╭─ PASAJE SELECCIONADO

      Cabe indagar llegados a este punto, si puso la civilización orientalista una pica en Occidente o fue al contrario. Quién sabe si no es el mito del hombre lobo acogido al término sánscrito Samsara, el botón que abrocha Oriente a Occidente a través de la dualidad del Ying y el Yang. Habrá quien abstraído advierta que  la criatura pudo nacer, a lo mejor, de la fortuita unión del Yeti y la Loba capitolina en la celebración de una noche cualquiera de luna llena abrigada en el fuego de San Telmo. Y en las visionarias emanaciones de adormidera migraron en trance de alma en alma fusionando las energías con sapiencia. 
     Abstracciones aparte. Que ambos conceptos – ciencia y magia- difieren no es nuevo. Entrando en disquisiciones, con independencia de los criterios y percepciones de cada cual, es incontestable que una defensa de la ciencia clínica avalada de todo un bagaje experimental y práctico sustentaría siempre argumentos de más sólida edificación que la magia, el vudú y sus catárticos imbunches y toda la parafernalia de superchería meramente especular que le sigue. Sin omitir crasos errores difundidos por la medicina como el dislate de que una mala calidad de vida, dormir poco o incluso estar inmunodepresivo pueda dar origen a un hombre bestia –estulticia más grande no cabe- ,hay que reiterar que esta ostenta  sin lugar a dudas la hegemonía de sentar bases causales físicas y mentales con nombres y apellidos en el diagnóstico del hombre lobo. De obligado compromiso es llegar a ella y su vademécum para ponerle cabeza, cuerpo y extremidades a la licantropía.

╰─

▸ ACTIVIDADES
[1] Responde a estas preguntas sobre el pasaje del hombre lobo:
(a) ¿A qué término sánscrito se acoge el mito del hombre lobo?
(b) ¿Qué dos conceptos se afirma que difieren?
(c) Según un error difundido por la medicina, ¿qué tres cosas podrían dar origen a un hombre bestia?
[2] Actualiza el pasaje sobre el hombre lobo desde las palabras "Cabe indagar llegados" hasta "energías con sapiencia.", inclusive, y pon "luna nueva" en lugar de "luna llena".
[3] Sigue escribiendo el pasaje sobre el hombre lobo a partir de su última oración.

╭─ LÍNEAS MOSTRADAS

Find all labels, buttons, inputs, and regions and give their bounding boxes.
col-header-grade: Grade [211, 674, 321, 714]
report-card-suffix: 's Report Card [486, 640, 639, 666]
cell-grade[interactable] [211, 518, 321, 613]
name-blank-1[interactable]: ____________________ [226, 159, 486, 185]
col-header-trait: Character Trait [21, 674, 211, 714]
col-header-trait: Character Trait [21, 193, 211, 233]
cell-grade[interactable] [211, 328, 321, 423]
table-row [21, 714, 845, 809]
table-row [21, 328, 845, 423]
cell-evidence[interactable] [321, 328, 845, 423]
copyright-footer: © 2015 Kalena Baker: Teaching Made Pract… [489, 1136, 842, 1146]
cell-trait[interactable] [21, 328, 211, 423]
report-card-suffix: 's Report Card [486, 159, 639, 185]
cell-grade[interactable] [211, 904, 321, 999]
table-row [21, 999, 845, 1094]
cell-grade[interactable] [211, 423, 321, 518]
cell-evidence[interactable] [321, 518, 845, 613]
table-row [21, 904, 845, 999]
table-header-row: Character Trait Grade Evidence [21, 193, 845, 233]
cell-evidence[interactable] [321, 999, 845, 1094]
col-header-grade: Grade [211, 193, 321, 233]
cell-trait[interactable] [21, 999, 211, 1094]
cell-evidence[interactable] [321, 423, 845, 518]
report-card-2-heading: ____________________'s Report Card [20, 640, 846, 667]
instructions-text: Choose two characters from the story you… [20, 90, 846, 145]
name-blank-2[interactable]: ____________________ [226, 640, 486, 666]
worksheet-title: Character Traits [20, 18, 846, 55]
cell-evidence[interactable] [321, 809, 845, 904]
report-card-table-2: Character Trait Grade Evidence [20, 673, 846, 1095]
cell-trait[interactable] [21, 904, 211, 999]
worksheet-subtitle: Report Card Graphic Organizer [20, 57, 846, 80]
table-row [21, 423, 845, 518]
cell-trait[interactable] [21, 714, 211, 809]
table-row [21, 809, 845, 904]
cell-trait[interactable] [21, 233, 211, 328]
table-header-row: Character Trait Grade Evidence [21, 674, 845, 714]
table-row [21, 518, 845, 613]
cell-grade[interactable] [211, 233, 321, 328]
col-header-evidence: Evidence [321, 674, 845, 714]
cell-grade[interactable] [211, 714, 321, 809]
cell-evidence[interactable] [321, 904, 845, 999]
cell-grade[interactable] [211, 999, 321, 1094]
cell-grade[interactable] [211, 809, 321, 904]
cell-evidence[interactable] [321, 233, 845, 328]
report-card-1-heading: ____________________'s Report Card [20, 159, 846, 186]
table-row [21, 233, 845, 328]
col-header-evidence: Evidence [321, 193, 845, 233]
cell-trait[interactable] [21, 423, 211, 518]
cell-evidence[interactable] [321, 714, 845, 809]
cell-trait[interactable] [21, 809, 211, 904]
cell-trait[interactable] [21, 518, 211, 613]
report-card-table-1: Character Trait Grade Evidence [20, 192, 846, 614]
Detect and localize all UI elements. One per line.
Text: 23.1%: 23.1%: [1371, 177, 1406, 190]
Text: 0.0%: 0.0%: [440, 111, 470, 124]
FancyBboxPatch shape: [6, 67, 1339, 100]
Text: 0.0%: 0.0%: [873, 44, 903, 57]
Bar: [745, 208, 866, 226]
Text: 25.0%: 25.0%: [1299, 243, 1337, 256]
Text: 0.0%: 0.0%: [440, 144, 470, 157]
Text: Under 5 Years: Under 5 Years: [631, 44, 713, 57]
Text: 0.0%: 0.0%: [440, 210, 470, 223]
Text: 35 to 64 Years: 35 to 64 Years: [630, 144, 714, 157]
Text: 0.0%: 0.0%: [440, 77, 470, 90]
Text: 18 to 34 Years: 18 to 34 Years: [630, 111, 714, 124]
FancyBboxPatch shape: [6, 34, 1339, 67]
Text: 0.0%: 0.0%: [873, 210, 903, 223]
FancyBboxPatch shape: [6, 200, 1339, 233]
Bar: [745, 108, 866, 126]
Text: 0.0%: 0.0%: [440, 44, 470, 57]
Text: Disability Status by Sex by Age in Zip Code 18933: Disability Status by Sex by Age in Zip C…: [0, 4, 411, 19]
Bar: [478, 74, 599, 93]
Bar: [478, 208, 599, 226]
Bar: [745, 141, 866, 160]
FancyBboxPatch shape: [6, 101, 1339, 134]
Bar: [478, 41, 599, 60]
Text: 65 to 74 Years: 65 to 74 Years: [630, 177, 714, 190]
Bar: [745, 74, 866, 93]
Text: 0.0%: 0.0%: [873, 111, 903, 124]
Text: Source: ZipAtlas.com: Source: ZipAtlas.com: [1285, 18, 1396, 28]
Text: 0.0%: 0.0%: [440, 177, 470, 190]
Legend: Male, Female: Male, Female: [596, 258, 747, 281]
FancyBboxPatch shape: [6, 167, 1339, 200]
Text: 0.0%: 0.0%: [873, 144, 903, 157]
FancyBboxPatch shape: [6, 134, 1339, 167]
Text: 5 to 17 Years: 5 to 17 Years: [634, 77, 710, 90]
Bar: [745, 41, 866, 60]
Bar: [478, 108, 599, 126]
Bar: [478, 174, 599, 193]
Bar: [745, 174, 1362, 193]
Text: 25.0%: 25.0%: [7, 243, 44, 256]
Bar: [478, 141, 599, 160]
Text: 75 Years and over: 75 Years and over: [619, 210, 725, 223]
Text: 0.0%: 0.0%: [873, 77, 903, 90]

╰─

▸ RESPUESTAS EN ORDEN
[1]
(a) Samsara.
(b) La ciencia y la magia.
(c) Una mala calidad de vida, dormir poco o estar inmunodepresivo.

[2]
Cabe indagar llegados a este punto, si puso la civilización orientalista una pica en Occidente o fue al contrario. Quién sabe si no es el mito del hombre lobo acogido al término sánscrito Samsara, el botón que abrocha Oriente a Occidente a través de la dualidad del Ying y el Yang. Habrá quien abstraído advierta que  la criatura pudo nacer, a lo mejor, de la fortuita unión del Yeti y la Loba capitolina en la celebración de una noche cualquiera de luna nueva abrigada en el fuego de San Telmo. Y en las visionarias emanaciones de adormidera migraron en trance de alma en alma fusionando las energías con sapiencia.

[3]
    Otra cosa es que a episodios clínicos reales se les dé vuelta, revistiendo de verdad la dudosa historia de la licantropía natural.
     Foráneas enfermedades de la talla de la  Porfiria  Cutánea Tarda, en la que la piel del afectado se ve muy dañada y, las personas que la padecían antiguamente, a falta de alumbrado eléctrico salían a la calle las noches de luna llena, han sido y son fuentes de inspiración para la descripción de la bestia. También la hipertricosis –una rara mutación en el cromosoma X la causa- se cuenta entre ellas. Patético es el caso de tres hermanas, Savita, Monisha, y Savitri  procedentes de una aldea india, portadoras de este mal denominado para más señas síndrome de Ambras. Sus característicos síntomas otorgan a la persona rasgos de animal salvaje, ilustrándolo de forma verosímil la proliferación tupida de pelos en el rostro y el cuerpo.
       Una aguda ojeada a la evolución humana y su etiología propone barajar en este juego de contrastes, la posibilidad de que tal vez sea la condición salvaje, animal del hombre el manantial del que brota tan secular leyenda y su expansionismo. 
  El planteamiento sobre dónde empieza el hombre y acaba el animal si no es al revés, es peliagudo. Para los más entregados a dicha cultura es perfectamente plausible que ambos Entes no sean  más que las dos caras de la moneda. Quizá, sin saberlo, todos somos seres hibridados.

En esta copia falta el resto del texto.